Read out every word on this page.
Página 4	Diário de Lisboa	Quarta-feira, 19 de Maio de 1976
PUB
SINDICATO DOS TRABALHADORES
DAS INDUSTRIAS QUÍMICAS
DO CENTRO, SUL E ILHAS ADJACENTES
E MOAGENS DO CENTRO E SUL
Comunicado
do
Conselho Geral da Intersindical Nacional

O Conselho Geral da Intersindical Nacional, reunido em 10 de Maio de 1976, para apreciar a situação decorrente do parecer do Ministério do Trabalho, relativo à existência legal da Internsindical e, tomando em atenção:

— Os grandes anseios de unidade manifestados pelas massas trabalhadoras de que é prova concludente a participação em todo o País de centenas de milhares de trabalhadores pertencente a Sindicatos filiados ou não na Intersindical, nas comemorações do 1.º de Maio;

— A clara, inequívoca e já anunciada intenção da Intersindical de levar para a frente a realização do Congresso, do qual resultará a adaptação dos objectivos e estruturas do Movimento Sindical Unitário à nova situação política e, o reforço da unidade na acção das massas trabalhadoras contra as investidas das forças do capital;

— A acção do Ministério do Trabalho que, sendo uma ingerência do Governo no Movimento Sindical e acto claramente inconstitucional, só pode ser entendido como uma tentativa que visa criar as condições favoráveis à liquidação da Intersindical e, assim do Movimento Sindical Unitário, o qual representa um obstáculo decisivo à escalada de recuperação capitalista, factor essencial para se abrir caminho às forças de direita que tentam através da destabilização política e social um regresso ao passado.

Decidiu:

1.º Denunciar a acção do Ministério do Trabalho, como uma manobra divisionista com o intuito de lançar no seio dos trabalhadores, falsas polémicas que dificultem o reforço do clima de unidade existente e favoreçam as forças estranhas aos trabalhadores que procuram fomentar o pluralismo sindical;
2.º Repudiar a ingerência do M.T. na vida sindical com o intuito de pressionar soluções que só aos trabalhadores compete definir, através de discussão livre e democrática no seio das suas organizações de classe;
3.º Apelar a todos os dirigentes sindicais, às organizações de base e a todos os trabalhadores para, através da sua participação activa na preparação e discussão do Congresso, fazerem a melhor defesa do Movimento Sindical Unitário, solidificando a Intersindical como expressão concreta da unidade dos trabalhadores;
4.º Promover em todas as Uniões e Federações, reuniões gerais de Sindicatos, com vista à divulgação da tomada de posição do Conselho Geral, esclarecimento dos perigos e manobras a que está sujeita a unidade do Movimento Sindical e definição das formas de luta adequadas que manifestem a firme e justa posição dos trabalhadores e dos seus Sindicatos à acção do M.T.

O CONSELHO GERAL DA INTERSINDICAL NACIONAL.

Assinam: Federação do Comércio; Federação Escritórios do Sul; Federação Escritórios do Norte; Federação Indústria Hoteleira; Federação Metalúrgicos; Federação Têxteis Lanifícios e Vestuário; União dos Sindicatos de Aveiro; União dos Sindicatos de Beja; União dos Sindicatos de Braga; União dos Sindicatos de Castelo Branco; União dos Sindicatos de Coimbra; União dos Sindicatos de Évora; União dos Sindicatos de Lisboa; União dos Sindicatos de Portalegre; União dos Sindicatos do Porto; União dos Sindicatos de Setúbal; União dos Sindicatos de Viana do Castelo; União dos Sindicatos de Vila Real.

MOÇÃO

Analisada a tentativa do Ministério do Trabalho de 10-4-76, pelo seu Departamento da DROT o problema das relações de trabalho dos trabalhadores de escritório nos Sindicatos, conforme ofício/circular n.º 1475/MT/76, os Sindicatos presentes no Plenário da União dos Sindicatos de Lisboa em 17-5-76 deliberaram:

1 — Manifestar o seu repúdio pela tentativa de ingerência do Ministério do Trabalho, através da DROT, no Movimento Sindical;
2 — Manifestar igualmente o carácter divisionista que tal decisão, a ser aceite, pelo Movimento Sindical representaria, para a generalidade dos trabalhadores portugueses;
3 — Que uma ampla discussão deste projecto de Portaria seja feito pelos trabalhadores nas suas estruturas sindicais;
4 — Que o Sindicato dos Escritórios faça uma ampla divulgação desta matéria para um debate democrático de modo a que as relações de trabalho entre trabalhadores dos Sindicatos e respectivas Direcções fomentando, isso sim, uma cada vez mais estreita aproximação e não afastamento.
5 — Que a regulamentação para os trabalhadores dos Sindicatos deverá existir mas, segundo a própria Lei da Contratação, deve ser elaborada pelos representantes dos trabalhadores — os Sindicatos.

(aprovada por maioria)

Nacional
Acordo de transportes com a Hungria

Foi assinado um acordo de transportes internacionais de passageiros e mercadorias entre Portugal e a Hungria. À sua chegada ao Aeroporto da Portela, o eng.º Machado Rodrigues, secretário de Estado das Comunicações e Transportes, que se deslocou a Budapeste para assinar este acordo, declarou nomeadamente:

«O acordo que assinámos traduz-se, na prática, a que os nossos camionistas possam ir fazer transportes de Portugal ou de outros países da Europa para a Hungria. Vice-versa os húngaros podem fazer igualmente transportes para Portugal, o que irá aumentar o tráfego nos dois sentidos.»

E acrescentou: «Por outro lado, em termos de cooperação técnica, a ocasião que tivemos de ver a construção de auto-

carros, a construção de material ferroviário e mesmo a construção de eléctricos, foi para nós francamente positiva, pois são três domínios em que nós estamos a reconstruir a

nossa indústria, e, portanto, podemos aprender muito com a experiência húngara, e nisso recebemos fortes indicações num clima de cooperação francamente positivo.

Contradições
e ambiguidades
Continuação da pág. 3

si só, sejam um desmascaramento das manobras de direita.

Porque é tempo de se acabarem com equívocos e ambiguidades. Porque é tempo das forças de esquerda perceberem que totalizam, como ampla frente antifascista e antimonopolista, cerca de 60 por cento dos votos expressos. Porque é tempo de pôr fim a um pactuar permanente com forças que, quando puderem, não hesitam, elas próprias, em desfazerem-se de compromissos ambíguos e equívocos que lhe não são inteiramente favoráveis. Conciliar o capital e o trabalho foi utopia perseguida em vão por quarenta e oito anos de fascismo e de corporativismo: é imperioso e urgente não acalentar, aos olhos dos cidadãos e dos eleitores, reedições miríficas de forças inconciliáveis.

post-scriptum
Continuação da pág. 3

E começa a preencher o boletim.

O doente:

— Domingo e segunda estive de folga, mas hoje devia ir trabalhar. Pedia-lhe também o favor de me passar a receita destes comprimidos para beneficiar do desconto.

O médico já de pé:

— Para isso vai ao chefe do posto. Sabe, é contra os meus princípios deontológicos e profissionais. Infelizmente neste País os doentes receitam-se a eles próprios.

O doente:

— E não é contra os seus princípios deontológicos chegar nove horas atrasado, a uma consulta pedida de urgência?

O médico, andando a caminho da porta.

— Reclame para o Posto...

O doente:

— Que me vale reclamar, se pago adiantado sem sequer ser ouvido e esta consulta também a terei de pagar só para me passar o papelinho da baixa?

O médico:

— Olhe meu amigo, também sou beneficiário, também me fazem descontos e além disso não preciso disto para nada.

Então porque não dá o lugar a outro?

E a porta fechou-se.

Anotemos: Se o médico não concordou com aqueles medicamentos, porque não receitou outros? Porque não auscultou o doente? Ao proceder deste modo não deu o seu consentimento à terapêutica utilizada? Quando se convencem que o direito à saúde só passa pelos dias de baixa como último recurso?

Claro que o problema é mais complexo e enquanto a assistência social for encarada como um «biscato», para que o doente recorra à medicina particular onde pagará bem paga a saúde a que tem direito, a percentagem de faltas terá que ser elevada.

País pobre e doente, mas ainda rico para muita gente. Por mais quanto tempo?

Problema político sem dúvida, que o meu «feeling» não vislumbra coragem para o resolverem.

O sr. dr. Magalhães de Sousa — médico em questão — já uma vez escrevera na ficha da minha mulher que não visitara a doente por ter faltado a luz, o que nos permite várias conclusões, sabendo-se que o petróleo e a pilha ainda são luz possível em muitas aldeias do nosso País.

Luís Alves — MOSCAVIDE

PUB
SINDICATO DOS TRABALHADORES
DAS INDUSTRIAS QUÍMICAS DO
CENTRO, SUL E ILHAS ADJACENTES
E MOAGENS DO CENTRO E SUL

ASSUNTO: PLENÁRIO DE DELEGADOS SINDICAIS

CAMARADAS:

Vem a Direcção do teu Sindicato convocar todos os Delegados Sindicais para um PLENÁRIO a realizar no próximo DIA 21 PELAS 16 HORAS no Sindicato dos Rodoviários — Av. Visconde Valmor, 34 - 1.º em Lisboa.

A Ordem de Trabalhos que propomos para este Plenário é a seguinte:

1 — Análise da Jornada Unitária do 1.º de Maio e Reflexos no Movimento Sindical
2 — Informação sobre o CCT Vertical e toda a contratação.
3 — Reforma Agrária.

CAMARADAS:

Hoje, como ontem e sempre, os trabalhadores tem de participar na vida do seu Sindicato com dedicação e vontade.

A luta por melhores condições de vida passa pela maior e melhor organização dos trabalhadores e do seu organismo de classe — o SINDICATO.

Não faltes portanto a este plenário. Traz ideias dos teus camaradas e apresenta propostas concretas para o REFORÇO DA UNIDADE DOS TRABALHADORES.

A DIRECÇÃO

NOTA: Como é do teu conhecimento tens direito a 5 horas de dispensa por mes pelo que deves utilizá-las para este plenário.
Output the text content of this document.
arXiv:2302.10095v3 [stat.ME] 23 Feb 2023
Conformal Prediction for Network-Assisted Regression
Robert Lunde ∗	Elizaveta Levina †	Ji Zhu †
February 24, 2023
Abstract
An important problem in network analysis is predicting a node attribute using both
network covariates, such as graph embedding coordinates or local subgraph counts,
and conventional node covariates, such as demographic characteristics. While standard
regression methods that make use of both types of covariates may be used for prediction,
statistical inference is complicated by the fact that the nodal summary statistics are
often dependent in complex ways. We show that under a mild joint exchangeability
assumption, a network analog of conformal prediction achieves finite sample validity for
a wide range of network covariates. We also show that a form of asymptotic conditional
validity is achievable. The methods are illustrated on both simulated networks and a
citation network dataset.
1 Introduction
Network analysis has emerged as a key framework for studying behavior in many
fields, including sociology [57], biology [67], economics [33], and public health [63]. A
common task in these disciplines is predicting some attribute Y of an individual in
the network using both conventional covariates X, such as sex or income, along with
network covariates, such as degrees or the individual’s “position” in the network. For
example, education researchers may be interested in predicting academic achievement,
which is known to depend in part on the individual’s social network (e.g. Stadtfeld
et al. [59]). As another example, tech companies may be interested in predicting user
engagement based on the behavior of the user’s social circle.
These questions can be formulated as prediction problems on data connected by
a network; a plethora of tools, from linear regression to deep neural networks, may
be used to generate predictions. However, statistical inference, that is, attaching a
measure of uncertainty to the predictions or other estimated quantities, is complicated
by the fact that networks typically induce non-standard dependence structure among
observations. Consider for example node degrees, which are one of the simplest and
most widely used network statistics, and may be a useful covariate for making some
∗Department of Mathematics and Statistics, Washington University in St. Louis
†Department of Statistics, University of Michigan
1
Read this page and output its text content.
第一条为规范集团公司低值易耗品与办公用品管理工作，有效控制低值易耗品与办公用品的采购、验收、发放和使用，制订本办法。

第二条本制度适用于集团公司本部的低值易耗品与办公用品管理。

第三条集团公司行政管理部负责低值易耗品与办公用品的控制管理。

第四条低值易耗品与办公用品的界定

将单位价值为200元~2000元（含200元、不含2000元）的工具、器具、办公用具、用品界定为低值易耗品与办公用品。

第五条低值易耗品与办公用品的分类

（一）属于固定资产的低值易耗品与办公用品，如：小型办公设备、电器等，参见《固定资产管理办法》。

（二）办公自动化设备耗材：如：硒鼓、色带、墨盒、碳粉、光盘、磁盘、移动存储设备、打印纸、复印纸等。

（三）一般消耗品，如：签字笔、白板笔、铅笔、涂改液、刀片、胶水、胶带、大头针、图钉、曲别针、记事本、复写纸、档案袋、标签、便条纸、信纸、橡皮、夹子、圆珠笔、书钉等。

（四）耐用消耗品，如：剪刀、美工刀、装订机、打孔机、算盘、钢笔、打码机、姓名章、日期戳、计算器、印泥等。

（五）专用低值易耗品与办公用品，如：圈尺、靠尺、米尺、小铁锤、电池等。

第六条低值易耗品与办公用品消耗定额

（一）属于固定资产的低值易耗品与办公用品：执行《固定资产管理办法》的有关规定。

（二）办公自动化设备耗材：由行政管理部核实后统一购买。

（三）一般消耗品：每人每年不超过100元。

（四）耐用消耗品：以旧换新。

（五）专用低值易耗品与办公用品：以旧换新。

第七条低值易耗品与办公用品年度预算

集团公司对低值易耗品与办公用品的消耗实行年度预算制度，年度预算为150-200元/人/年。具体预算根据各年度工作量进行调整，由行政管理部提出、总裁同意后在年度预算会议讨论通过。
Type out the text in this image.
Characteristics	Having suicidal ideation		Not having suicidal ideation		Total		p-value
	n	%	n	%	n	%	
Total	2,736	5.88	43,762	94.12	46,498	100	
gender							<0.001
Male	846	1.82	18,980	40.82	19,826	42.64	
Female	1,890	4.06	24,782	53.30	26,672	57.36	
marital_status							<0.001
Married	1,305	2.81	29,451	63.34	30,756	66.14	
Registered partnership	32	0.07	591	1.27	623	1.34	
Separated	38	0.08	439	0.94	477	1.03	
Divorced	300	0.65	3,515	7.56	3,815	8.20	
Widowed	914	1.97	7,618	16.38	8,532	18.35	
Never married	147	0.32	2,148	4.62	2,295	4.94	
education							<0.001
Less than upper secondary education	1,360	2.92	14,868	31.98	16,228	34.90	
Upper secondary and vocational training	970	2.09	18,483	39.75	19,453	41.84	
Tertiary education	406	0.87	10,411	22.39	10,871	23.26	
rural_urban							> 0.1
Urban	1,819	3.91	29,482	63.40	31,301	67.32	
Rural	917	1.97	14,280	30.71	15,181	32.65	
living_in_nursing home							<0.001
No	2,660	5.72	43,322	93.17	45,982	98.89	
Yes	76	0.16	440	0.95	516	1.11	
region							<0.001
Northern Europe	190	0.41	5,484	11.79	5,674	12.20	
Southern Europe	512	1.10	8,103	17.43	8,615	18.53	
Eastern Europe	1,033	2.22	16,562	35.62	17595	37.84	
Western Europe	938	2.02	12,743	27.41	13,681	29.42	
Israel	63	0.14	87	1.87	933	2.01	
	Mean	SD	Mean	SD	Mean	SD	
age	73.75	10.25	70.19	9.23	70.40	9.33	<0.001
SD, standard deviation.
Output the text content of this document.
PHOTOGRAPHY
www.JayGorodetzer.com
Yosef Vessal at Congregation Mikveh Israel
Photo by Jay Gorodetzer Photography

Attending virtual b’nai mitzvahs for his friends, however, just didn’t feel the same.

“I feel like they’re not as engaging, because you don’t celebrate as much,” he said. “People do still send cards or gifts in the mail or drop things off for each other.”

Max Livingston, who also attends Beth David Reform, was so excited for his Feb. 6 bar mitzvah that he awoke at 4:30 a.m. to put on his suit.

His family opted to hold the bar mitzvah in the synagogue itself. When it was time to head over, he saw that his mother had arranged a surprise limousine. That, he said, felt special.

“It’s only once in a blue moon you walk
◆ ◆ ◆
Locate the word "ILHAS" in the entries, and copy every line where it is found.

[Exercise output]
DO CENTRO, SUL E ILHAS ADJACENTES
CENTRO, SUL E ILHAS ADJACENTES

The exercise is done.